■ **PROVIDED MATERIAL**
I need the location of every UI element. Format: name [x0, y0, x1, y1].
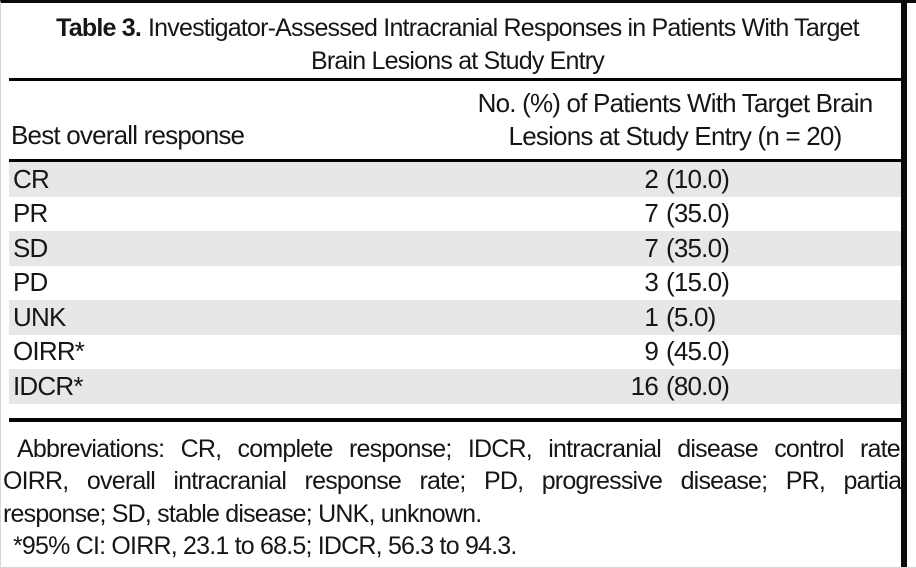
table-row: OIRR* 9 (45.0)	[9, 335, 906, 370]
table-header-row: Best overall response No. (%) of Patient…	[9, 81, 906, 159]
row-count: 2	[644, 163, 658, 194]
row-percent: (5.0)	[666, 301, 716, 332]
row-label-cell: PD	[13, 267, 48, 298]
column-header-patients-line2: Lesions at Study Entry (n = 20)	[508, 121, 843, 151]
row-label-cell: OIRR*	[13, 336, 85, 367]
rule-below-title	[9, 78, 906, 81]
row-count: 7	[644, 232, 658, 263]
page-column-rule	[901, 3, 907, 567]
table-footnotes: Abbreviations: CR, complete response; ID…	[3, 422, 907, 563]
rule-below-header	[9, 159, 906, 162]
column-header-patients: No. (%) of Patients With Target Brain Le…	[444, 87, 906, 159]
column-header-response: Best overall response	[11, 120, 245, 150]
row-percent: (45.0)	[666, 336, 730, 367]
row-label-cell: CR	[13, 163, 50, 194]
row-count: 7	[644, 198, 658, 229]
row-percent: (80.0)	[666, 370, 730, 401]
footnote-abbreviations-line3: response; SD, stable disease; UNK, unkno…	[3, 499, 482, 528]
column-header-patients-line1: No. (%) of Patients With Target Brain	[477, 88, 874, 118]
row-percent: (35.0)	[666, 232, 730, 263]
row-percent: (35.0)	[666, 198, 730, 229]
row-label-cell: SD	[13, 232, 48, 263]
table-row: PD 3 (15.0)	[9, 266, 906, 301]
table-row: CR 2 (10.0)	[9, 162, 906, 197]
row-label-cell: IDCR*	[13, 370, 83, 401]
footnote-confidence-interval: *95% CI: OIRR, 23.1 to 68.5; IDCR, 56.3 …	[13, 532, 517, 560]
table-title-line2: Brain Lesions at Study Entry	[310, 47, 605, 75]
row-percent: (10.0)	[666, 163, 730, 194]
row-count: 9	[644, 336, 658, 367]
table-container: Table 3. Investigator-Assessed Intracrani…	[3, 3, 907, 563]
table-row: SD 7 (35.0)	[9, 231, 906, 266]
table-number-label: Table 3.	[56, 14, 142, 42]
table-row: IDCR* 16 (80.0)	[9, 369, 906, 404]
table-row: PR 7 (35.0)	[9, 197, 906, 232]
row-label-cell: PR	[13, 198, 48, 229]
table-title-line1: Table 3. Investigator-Assessed Intracrani…	[9, 12, 906, 45]
table-body: CR 2 (10.0) PR 7 (35.0) SD 7 (35.0) PD 3…	[9, 162, 906, 404]
row-count: 1	[644, 301, 658, 332]
rule-below-body	[9, 417, 906, 422]
footnote-abbreviations-line1: Abbreviations: CR, complete response; ID…	[17, 434, 907, 463]
row-label-cell: UNK	[13, 301, 66, 332]
table-title: Table 3. Investigator-Assessed Intracrani…	[9, 3, 906, 78]
row-percent: (15.0)	[666, 267, 730, 298]
table-row: UNK 1 (5.0)	[9, 300, 906, 335]
row-count: 3	[644, 267, 658, 298]
row-count: 16	[630, 370, 659, 401]
table-title-text: Investigator-Assessed Intracranial Respo…	[148, 14, 860, 42]
footnote-abbreviations-line2: OIRR, overall intracranial response rate…	[3, 467, 907, 495]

■ **TASK**
For the string "response", tally the lines above that contain it and give only the figure.

■ **SOLUTION**
6